**EXERCISE GOAL**
Copy each line below in which the string "type" occurs.

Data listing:

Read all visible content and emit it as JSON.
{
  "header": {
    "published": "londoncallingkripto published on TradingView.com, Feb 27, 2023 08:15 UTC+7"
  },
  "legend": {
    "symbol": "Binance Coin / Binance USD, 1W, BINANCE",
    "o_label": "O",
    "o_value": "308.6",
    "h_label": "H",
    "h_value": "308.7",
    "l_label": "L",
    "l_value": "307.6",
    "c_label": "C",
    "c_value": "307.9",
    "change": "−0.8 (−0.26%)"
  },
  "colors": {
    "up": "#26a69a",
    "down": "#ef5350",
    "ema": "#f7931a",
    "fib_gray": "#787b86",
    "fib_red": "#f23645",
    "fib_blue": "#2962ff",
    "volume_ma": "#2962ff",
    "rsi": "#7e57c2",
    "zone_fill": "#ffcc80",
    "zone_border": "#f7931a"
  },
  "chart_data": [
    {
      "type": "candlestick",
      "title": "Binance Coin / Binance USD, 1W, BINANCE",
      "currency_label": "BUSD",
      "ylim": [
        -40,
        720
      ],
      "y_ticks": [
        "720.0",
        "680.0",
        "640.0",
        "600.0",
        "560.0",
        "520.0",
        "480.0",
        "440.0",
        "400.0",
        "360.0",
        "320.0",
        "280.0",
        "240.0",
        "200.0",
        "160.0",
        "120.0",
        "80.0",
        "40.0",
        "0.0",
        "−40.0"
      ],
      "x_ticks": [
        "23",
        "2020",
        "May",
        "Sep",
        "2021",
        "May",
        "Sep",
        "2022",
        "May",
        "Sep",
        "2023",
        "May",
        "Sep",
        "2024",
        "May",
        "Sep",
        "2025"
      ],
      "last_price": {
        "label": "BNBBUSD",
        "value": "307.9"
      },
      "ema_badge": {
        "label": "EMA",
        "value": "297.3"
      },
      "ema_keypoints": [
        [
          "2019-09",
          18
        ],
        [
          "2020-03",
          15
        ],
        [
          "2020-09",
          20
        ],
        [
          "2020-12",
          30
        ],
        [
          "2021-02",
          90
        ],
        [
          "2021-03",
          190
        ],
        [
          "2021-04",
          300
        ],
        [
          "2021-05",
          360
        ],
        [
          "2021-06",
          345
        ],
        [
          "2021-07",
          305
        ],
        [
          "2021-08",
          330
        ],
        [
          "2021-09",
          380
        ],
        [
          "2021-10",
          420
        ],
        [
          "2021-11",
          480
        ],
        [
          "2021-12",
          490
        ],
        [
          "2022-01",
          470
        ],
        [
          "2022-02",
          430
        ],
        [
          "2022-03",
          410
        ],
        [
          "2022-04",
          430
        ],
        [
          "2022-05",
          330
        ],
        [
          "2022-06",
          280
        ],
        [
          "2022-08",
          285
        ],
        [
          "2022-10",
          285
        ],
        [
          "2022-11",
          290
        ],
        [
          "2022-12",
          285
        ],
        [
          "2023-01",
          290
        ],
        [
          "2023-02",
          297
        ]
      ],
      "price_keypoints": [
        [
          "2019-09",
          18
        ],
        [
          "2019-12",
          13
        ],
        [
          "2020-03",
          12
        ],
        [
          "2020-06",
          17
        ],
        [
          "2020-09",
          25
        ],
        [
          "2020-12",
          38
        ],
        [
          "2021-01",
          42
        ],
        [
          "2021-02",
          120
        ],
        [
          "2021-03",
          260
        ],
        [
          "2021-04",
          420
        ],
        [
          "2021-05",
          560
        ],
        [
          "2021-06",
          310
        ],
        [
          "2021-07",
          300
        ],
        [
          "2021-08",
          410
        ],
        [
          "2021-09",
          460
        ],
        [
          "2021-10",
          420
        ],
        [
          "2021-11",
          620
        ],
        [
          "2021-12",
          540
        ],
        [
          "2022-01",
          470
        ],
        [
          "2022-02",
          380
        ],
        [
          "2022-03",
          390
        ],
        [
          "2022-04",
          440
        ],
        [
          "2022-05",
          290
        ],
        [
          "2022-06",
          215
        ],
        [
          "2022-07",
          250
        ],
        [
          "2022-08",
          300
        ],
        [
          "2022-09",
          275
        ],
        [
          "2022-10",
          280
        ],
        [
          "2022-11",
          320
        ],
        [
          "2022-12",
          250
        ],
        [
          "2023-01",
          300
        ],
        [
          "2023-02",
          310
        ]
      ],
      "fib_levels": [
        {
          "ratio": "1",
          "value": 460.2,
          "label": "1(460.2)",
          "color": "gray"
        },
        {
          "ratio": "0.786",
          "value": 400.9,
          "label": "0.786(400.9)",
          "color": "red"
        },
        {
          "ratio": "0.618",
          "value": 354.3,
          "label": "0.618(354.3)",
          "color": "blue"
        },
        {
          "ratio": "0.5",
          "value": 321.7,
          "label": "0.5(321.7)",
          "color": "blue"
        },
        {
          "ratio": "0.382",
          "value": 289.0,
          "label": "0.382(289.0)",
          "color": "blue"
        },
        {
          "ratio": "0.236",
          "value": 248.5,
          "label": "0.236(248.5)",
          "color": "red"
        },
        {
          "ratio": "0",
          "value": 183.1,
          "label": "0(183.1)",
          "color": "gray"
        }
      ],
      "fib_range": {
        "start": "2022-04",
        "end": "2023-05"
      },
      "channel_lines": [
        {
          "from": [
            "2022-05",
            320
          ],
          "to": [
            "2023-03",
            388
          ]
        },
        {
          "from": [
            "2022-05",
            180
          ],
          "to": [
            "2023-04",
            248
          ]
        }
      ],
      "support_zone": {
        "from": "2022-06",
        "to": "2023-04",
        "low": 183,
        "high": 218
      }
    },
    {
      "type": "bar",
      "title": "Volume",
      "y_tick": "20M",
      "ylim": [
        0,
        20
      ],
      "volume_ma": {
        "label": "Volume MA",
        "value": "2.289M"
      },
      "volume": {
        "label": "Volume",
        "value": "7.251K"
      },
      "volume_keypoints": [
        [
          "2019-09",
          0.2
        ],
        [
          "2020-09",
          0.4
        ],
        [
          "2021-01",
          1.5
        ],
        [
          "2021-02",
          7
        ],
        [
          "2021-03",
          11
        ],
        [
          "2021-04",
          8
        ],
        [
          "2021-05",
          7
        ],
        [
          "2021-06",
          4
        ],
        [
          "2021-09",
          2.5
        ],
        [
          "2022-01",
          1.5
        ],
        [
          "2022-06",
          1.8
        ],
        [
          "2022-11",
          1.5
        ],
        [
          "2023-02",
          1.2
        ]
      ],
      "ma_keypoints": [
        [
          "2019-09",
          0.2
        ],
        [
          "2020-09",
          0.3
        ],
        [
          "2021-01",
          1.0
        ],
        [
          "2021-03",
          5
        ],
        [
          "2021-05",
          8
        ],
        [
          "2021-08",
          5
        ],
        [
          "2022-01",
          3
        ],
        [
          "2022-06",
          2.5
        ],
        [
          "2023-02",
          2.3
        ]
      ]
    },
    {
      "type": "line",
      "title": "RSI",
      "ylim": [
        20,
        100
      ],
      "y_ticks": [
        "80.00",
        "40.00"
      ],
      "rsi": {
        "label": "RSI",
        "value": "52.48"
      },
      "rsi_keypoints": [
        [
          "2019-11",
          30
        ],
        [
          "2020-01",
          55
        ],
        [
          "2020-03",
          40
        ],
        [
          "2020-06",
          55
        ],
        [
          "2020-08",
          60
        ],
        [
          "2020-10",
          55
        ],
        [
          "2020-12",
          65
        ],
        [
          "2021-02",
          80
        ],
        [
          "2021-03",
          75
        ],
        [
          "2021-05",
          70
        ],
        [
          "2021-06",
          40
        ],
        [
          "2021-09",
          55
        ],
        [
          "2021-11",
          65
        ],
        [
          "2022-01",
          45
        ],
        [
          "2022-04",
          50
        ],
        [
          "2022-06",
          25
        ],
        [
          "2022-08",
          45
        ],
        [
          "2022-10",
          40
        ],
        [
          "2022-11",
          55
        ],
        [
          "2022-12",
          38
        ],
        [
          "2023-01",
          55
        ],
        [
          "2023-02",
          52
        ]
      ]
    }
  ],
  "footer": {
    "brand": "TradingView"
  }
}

**ANSWER BELOW**
      "type": "candlestick",
      "type": "bar",
      "type": "line",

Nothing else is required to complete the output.